— START —

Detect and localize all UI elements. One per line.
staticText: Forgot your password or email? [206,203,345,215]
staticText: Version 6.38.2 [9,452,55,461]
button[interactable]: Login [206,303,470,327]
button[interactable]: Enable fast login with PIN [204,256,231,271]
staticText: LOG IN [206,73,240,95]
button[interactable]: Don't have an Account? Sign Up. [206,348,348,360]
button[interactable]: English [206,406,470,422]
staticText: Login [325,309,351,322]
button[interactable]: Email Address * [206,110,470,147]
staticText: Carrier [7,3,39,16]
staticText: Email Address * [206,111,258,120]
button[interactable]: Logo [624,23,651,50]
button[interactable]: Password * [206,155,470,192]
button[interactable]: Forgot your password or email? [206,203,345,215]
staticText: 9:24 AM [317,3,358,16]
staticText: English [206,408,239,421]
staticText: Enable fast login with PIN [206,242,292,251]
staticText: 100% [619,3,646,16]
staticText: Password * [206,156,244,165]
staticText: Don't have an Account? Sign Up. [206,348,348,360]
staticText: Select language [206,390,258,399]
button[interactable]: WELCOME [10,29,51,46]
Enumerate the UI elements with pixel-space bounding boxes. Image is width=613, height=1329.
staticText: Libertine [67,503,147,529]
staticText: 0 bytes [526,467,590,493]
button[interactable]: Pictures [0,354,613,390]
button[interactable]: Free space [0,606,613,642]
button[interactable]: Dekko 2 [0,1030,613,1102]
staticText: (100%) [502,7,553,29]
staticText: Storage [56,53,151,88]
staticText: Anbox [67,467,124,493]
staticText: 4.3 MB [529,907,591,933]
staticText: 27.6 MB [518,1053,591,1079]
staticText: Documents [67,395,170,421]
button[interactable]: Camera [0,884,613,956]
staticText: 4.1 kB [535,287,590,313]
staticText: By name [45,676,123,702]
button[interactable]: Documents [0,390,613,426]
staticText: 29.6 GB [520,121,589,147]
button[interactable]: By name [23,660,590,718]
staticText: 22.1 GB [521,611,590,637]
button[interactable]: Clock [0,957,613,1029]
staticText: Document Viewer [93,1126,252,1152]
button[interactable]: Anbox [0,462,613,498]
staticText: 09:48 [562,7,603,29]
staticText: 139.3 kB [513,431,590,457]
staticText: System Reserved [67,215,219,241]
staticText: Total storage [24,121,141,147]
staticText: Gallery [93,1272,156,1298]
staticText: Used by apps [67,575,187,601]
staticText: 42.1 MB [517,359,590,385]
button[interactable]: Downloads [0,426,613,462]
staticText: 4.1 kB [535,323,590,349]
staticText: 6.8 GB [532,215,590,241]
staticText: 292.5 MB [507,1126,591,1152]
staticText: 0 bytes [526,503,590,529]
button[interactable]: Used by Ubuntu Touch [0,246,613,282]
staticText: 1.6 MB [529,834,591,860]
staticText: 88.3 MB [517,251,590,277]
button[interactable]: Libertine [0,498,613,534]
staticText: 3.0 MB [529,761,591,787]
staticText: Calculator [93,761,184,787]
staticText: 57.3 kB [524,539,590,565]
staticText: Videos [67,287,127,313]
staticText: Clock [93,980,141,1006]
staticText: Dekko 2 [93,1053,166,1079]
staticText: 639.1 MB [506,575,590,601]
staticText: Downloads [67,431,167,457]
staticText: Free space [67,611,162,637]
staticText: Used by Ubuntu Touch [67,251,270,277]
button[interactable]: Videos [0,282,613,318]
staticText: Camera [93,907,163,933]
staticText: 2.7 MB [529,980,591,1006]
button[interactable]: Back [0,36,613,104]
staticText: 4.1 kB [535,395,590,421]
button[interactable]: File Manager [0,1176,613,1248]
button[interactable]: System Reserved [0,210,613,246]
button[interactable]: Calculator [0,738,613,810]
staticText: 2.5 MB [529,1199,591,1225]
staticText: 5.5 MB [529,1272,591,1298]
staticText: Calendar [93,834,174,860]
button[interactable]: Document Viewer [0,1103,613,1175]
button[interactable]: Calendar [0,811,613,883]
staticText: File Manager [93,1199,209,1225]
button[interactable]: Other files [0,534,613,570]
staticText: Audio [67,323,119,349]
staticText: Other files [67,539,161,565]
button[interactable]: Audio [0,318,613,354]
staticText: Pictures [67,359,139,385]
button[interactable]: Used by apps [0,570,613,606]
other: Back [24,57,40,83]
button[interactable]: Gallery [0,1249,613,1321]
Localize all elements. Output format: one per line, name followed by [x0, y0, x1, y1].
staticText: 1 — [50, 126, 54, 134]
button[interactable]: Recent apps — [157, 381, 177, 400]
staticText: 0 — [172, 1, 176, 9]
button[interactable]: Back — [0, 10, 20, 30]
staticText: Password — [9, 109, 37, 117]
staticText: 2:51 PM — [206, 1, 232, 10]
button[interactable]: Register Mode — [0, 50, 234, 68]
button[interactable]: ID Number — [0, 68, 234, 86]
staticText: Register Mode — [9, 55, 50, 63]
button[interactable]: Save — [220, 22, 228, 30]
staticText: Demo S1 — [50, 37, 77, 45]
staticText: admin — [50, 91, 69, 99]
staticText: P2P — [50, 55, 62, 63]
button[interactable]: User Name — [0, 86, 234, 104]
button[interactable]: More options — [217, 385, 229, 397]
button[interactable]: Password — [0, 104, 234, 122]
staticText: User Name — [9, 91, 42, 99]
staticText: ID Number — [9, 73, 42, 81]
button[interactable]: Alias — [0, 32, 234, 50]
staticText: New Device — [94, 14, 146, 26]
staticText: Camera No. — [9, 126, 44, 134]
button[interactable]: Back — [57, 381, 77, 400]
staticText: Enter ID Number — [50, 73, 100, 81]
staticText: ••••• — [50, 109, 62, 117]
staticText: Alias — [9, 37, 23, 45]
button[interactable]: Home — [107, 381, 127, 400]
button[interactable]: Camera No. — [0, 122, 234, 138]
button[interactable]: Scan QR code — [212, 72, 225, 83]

— END —

▶ [Request]: Quote every line of the listing above word for word.

▶ [Correct answer]:
Detect and localize all UI elements. One per line.
staticText: Forgot your password or email? [206,203,345,215]
staticText: Version 6.38.2 [9,452,55,461]
button[interactable]: Login [206,303,470,327]
button[interactable]: Enable fast login with PIN [204,256,231,271]
staticText: LOG IN [206,73,240,95]
button[interactable]: Don't have an Account? Sign Up. [206,348,348,360]
button[interactable]: English [206,406,470,422]
staticText: Login [325,309,351,322]
button[interactable]: Email Address * [206,110,470,147]
staticText: Carrier [7,3,39,16]
staticText: Email Address * [206,111,258,120]
button[interactable]: Logo [624,23,651,50]
button[interactable]: Password * [206,155,470,192]
button[interactable]: Forgot your password or email? [206,203,345,215]
staticText: 9:24 AM [317,3,358,16]
staticText: English [206,408,239,421]
staticText: Enable fast login with PIN [206,242,292,251]
staticText: 100% [619,3,646,16]
staticText: Password * [206,156,244,165]
staticText: Don't have an Account? Sign Up. [206,348,348,360]
staticText: Select language [206,390,258,399]
button[interactable]: WELCOME [10,29,51,46]
Enumerate the UI elements with pixel-space bounding boxes. Image is width=613, height=1329.
staticText: Libertine [67,503,147,529]
staticText: 0 bytes [526,467,590,493]
button[interactable]: Pictures [0,354,613,390]
button[interactable]: Free space [0,606,613,642]
button[interactable]: Dekko 2 [0,1030,613,1102]
staticText: (100%) [502,7,553,29]
staticText: Storage [56,53,151,88]
staticText: Anbox [67,467,124,493]
staticText: 4.3 MB [529,907,591,933]
staticText: 27.6 MB [518,1053,591,1079]
staticText: Documents [67,395,170,421]
button[interactable]: Camera [0,884,613,956]
staticText: 4.1 kB [535,287,590,313]
staticText: By name [45,676,123,702]
button[interactable]: Documents [0,390,613,426]
staticText: 29.6 GB [520,121,589,147]
button[interactable]: By name [23,660,590,718]
staticText: 22.1 GB [521,611,590,637]
button[interactable]: Clock [0,957,613,1029]
staticText: Document Viewer [93,1126,252,1152]
button[interactable]: Anbox [0,462,613,498]
staticText: 09:48 [562,7,603,29]
staticText: 139.3 kB [513,431,590,457]
staticText: System Reserved [67,215,219,241]
staticText: Total storage [24,121,141,147]
staticText: Gallery [93,1272,156,1298]
staticText: Used by apps [67,575,187,601]
staticText: 42.1 MB [517,359,590,385]
button[interactable]: Downloads [0,426,613,462]
staticText: 4.1 kB [535,323,590,349]
staticText: 6.8 GB [532,215,590,241]
staticText: 292.5 MB [507,1126,591,1152]
staticText: 0 bytes [526,503,590,529]
button[interactable]: Used by Ubuntu Touch [0,246,613,282]
staticText: 1.6 MB [529,834,591,860]
staticText: 88.3 MB [517,251,590,277]
button[interactable]: Libertine [0,498,613,534]
staticText: 3.0 MB [529,761,591,787]
staticText: Calculator [93,761,184,787]
staticText: 57.3 kB [524,539,590,565]
staticText: Videos [67,287,127,313]
staticText: Clock [93,980,141,1006]
staticText: Dekko 2 [93,1053,166,1079]
staticText: 639.1 MB [506,575,590,601]
staticText: Downloads [67,431,167,457]
staticText: Free space [67,611,162,637]
staticText: Used by Ubuntu Touch [67,251,270,277]
button[interactable]: Videos [0,282,613,318]
staticText: Camera [93,907,163,933]
staticText: 2.7 MB [529,980,591,1006]
button[interactable]: Back [0,36,613,104]
staticText: 4.1 kB [535,395,590,421]
button[interactable]: File Manager [0,1176,613,1248]
button[interactable]: System Reserved [0,210,613,246]
button[interactable]: Calculator [0,738,613,810]
staticText: 2.5 MB [529,1199,591,1225]
staticText: 5.5 MB [529,1272,591,1298]
staticText: Calendar [93,834,174,860]
button[interactable]: Document Viewer [0,1103,613,1175]
button[interactable]: Calendar [0,811,613,883]
staticText: File Manager [93,1199,209,1225]
button[interactable]: Other files [0,534,613,570]
staticText: Audio [67,323,119,349]
staticText: Other files [67,539,161,565]
button[interactable]: Audio [0,318,613,354]
staticText: Pictures [67,359,139,385]
button[interactable]: Used by apps [0,570,613,606]
other: Back [24,57,40,83]
button[interactable]: Gallery [0,1249,613,1321]
Localize all elements. Output format: one per line, name followed by [x0, y0, x1, y1].
staticText: 1 — [50, 126, 54, 134]
button[interactable]: Recent apps — [157, 381, 177, 400]
staticText: 0 — [172, 1, 176, 9]
button[interactable]: Back — [0, 10, 20, 30]
staticText: Password — [9, 109, 37, 117]
staticText: 2:51 PM — [206, 1, 232, 10]
button[interactable]: Register Mode — [0, 50, 234, 68]
button[interactable]: ID Number — [0, 68, 234, 86]
staticText: Register Mode — [9, 55, 50, 63]
button[interactable]: Save — [220, 22, 228, 30]
staticText: Demo S1 — [50, 37, 77, 45]
staticText: admin — [50, 91, 69, 99]
staticText: P2P — [50, 55, 62, 63]
button[interactable]: User Name — [0, 86, 234, 104]
button[interactable]: More options — [217, 385, 229, 397]
button[interactable]: Password — [0, 104, 234, 122]
staticText: User Name — [9, 91, 42, 99]
staticText: ID Number — [9, 73, 42, 81]
button[interactable]: Alias — [0, 32, 234, 50]
staticText: New Device — [94, 14, 146, 26]
staticText: Camera No. — [9, 126, 44, 134]
button[interactable]: Back — [57, 381, 77, 400]
staticText: Enter ID Number — [50, 73, 100, 81]
staticText: ••••• — [50, 109, 62, 117]
staticText: Alias — [9, 37, 23, 45]
button[interactable]: Home — [107, 381, 127, 400]
button[interactable]: Camera No. — [0, 122, 234, 138]
button[interactable]: Scan QR code — [212, 72, 225, 83]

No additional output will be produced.